OBJECTIVE =
Reproduce all of the data below without alteration; exclude every picture.
>> start PROVIDED DATA
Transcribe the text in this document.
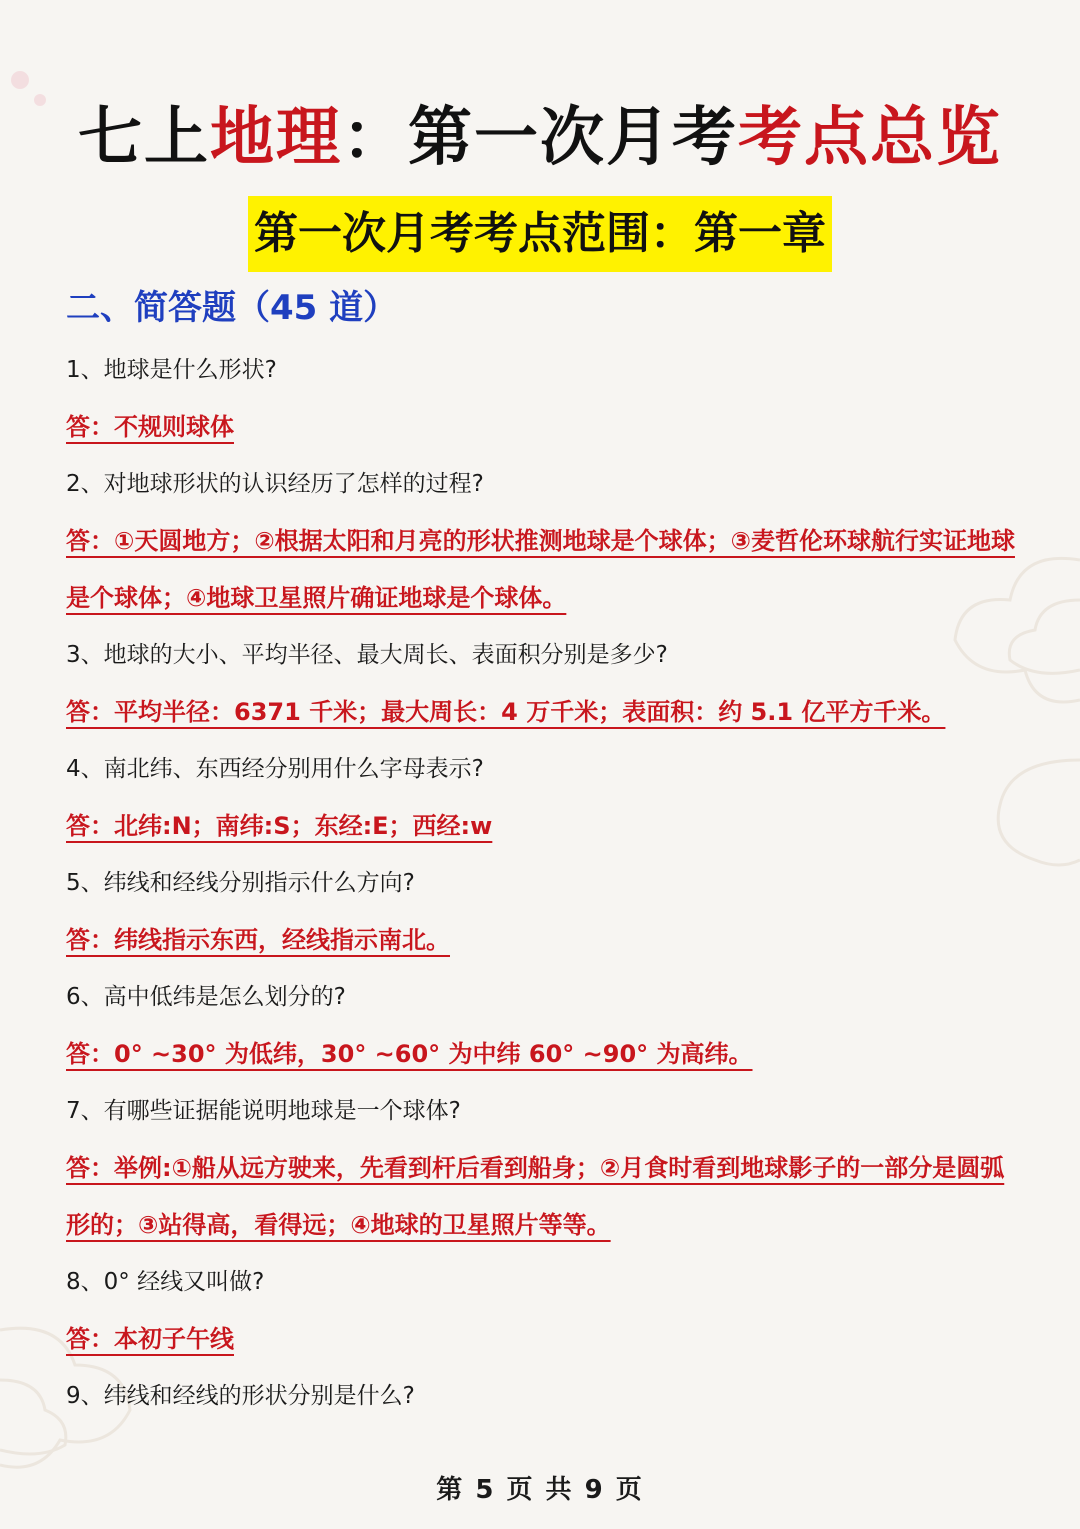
七上地理：第一次月考考点总览
第一次月考考点范围：第一章
二、简答题（45 道）
1、地球是什么形状?
答：不规则球体
2、对地球形状的认识经历了怎样的过程?
答：①天圆地方；②根据太阳和月亮的形状推测地球是个球体；③麦哲伦环球航行实证地球是个球体；④地球卫星照片确证地球是个球体。
3、地球的大小、平均半径、最大周长、表面积分别是多少?
答：平均半径：6371 千米；最大周长：4 万千米；表面积：约 5.1 亿平方千米。
4、南北纬、东西经分别用什么字母表示?
答：北纬:N；南纬:S；东经:E；西经:w
5、纬线和经线分别指示什么方向?
答：纬线指示东西，经线指示南北。
6、高中低纬是怎么划分的?
答：0° ~30° 为低纬，30° ~60° 为中纬 60° ~90° 为高纬。
7、有哪些证据能说明地球是一个球体?
答：举例:①船从远方驶来，先看到杆后看到船身；②月食时看到地球影子的一部分是圆弧形的；③站得高，看得远；④地球的卫星照片等等。
8、0° 经线又叫做?
答：本初子午线
9、纬线和经线的形状分别是什么?
第 5 页 共 9 页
>> end PROVIDED DATA
OUTPUT FOR THIS EXERCISE =
Transcribe the text in this document.
七上地理：第一次月考考点总览
第一次月考考点范围：第一章
二、简答题（45 道）
1、地球是什么形状?
答：不规则球体
2、对地球形状的认识经历了怎样的过程?
答：①天圆地方；②根据太阳和月亮的形状推测地球是个球体；③麦哲伦环球航行实证地球是个球体；④地球卫星照片确证地球是个球体。
3、地球的大小、平均半径、最大周长、表面积分别是多少?
答：平均半径：6371 千米；最大周长：4 万千米；表面积：约 5.1 亿平方千米。
4、南北纬、东西经分别用什么字母表示?
答：北纬:N；南纬:S；东经:E；西经:w
5、纬线和经线分别指示什么方向?
答：纬线指示东西，经线指示南北。
6、高中低纬是怎么划分的?
答：0° ~30° 为低纬，30° ~60° 为中纬 60° ~90° 为高纬。
7、有哪些证据能说明地球是一个球体?
答：举例:①船从远方驶来，先看到杆后看到船身；②月食时看到地球影子的一部分是圆弧形的；③站得高，看得远；④地球的卫星照片等等。
8、0° 经线又叫做?
答：本初子午线
9、纬线和经线的形状分别是什么?
第 5 页 共 9 页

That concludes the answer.